• What is being asked:
Leave out the images and repeat the listing below without a single change.

(Data entries for graphics)
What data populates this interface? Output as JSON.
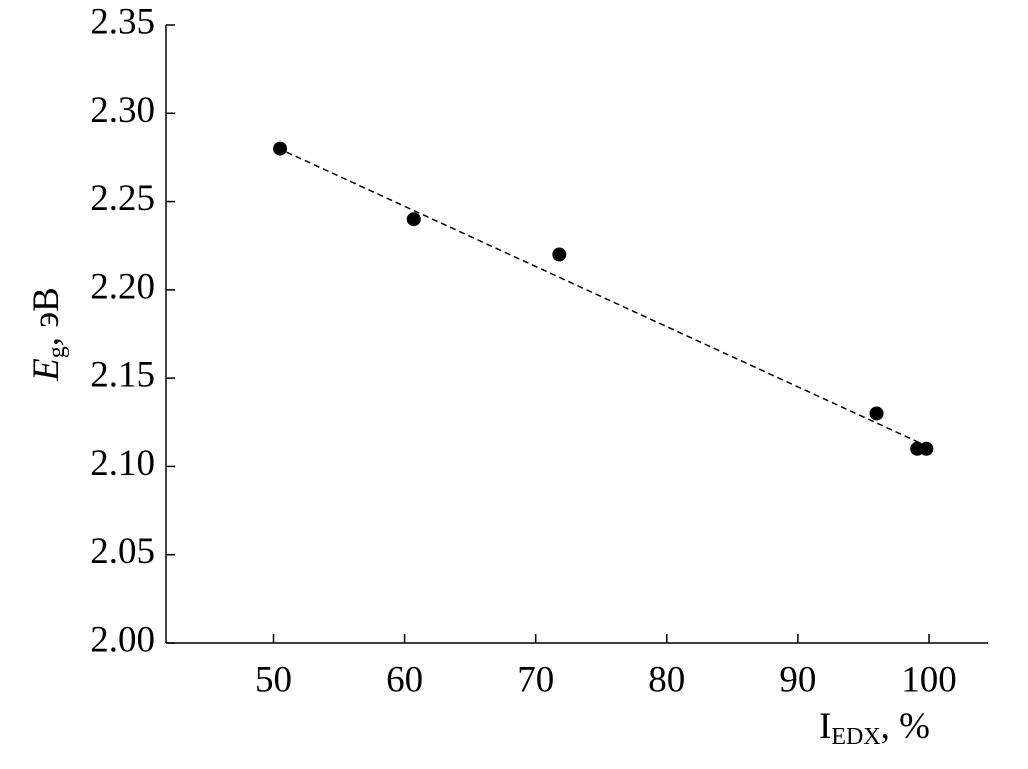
{
  "chart_data": {
    "type": "scatter",
    "xlabel": {
      "main": "I",
      "sub": "EDX",
      "rest": ", %"
    },
    "ylabel": {
      "main": "E",
      "sub": "g",
      "rest": ", эВ"
    },
    "x": [
      50.5,
      60.7,
      71.8,
      96.0,
      99.1,
      99.8
    ],
    "values": [
      2.28,
      2.24,
      2.22,
      2.13,
      2.11,
      2.11
    ],
    "color": "#000000",
    "trendline": {
      "x": [
        51.0,
        99.7
      ],
      "values": [
        2.278,
        2.112
      ],
      "color": "#000000",
      "dashed": true
    },
    "xlim": [
      41.8,
      104.5
    ],
    "ylim": [
      2.0,
      2.35
    ],
    "xticks": [
      50,
      60,
      70,
      80,
      90,
      100
    ],
    "yticks": [
      {
        "value": 2.0,
        "label": "2.00"
      },
      2.05,
      {
        "value": 2.1,
        "label": "2.10"
      },
      2.15,
      {
        "value": 2.2,
        "label": "2.20"
      },
      2.25,
      {
        "value": 2.3,
        "label": "2.30"
      },
      2.35
    ],
    "grid": false
  }
}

• Output for this task:
What data populates this interface? Output as JSON.
{
  "chart_data": {
    "type": "scatter",
    "xlabel": {
      "main": "I",
      "sub": "EDX",
      "rest": ", %"
    },
    "ylabel": {
      "main": "E",
      "sub": "g",
      "rest": ", эВ"
    },
    "x": [
      50.5,
      60.7,
      71.8,
      96.0,
      99.1,
      99.8
    ],
    "values": [
      2.28,
      2.24,
      2.22,
      2.13,
      2.11,
      2.11
    ],
    "color": "#000000",
    "trendline": {
      "x": [
        51.0,
        99.7
      ],
      "values": [
        2.278,
        2.112
      ],
      "color": "#000000",
      "dashed": true
    },
    "xlim": [
      41.8,
      104.5
    ],
    "ylim": [
      2.0,
      2.35
    ],
    "xticks": [
      50,
      60,
      70,
      80,
      90,
      100
    ],
    "yticks": [
      {
        "value": 2.0,
        "label": "2.00"
      },
      2.05,
      {
        "value": 2.1,
        "label": "2.10"
      },
      2.15,
      {
        "value": 2.2,
        "label": "2.20"
      },
      2.25,
      {
        "value": 2.3,
        "label": "2.30"
      },
      2.35
    ],
    "grid": false
  }
}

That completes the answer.